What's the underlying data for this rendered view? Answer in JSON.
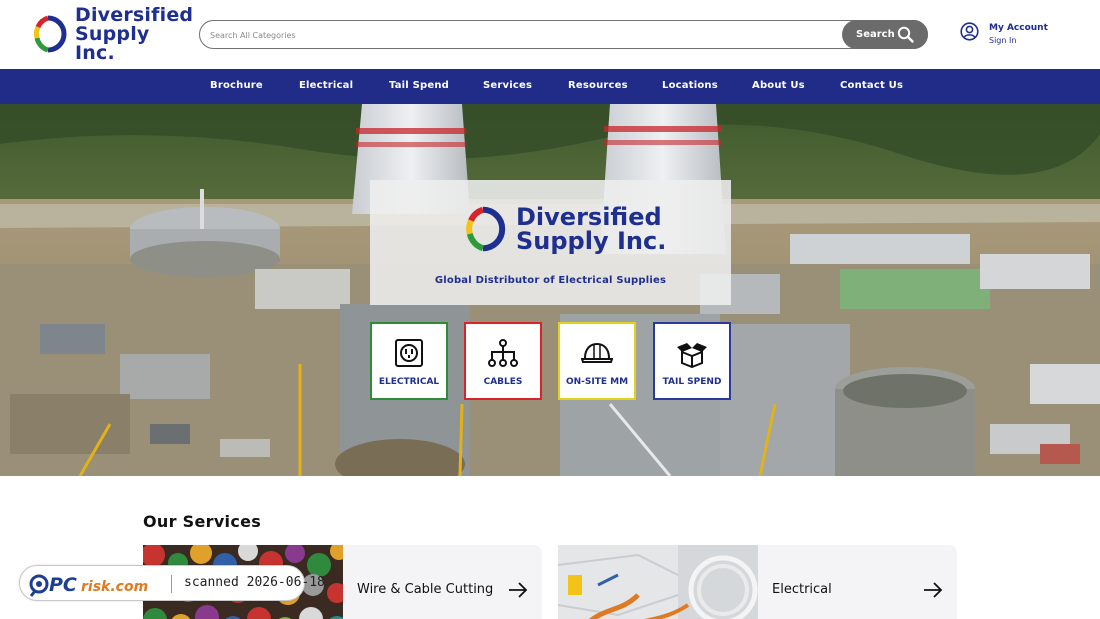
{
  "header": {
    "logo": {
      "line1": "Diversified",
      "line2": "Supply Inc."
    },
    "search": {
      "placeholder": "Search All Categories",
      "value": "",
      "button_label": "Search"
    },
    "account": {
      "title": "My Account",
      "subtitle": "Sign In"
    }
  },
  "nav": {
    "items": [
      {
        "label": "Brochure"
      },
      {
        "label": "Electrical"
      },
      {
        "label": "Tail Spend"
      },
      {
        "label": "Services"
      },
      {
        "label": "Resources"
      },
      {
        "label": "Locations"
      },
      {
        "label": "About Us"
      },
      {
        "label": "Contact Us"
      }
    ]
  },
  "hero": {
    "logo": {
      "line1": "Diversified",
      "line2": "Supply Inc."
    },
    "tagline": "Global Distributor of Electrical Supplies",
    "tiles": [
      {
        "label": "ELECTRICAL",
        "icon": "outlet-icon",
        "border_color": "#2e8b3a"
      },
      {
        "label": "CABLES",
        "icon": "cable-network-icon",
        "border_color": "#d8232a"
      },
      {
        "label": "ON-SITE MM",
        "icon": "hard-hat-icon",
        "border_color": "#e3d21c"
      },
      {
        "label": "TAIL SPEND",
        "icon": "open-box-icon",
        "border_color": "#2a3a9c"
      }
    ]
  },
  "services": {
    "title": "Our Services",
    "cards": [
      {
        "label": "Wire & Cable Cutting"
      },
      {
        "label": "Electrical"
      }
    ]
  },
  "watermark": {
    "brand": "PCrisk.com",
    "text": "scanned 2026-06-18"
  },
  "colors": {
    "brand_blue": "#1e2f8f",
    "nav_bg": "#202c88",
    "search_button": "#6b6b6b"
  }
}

##############################

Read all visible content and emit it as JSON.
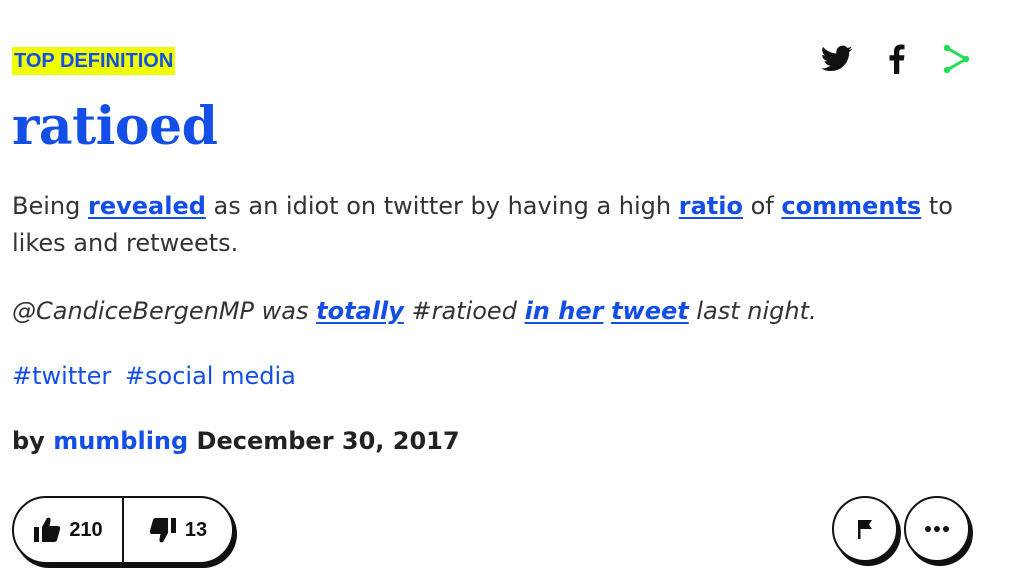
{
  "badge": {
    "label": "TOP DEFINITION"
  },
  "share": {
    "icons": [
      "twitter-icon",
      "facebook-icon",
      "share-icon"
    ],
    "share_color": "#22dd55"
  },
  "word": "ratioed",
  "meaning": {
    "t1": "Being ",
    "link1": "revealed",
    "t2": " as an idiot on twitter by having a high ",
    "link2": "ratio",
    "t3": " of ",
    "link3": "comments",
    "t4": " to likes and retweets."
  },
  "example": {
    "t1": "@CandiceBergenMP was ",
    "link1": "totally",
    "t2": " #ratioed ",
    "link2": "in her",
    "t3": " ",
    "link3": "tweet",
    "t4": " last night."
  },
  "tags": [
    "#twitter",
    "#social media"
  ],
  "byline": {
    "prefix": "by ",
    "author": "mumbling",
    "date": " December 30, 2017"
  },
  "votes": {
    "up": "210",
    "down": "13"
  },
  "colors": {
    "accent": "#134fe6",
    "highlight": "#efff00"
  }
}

##############################

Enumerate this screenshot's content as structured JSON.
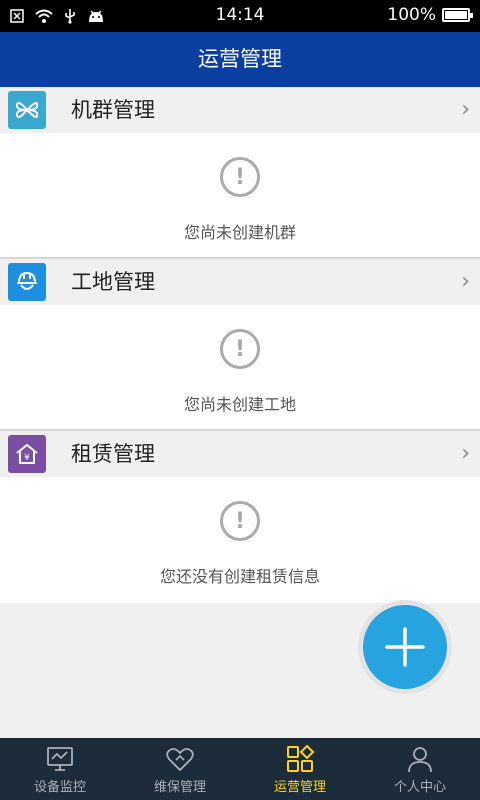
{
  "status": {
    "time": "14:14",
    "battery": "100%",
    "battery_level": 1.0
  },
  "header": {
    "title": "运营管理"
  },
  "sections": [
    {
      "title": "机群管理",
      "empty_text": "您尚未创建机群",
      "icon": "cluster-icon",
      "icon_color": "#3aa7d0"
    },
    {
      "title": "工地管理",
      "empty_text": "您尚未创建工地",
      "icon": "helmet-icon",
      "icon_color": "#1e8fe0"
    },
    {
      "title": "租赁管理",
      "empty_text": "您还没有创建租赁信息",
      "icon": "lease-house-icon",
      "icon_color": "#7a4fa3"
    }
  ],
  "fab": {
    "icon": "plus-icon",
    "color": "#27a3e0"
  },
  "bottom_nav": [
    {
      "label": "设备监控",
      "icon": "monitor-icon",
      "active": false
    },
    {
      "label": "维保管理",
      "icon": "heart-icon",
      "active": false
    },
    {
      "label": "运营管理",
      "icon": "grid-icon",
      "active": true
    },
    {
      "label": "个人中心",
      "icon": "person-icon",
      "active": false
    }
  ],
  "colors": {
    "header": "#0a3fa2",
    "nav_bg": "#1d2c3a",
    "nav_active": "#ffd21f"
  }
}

##############################

▸ WRITTEN EXERCISE
Scan the listing above for the word "content" and show each line where it is found.

▸ CORRECT ANSWER
Read all visible content and emit it as JSON.
Enumerate this screenshot's content as structured JSON.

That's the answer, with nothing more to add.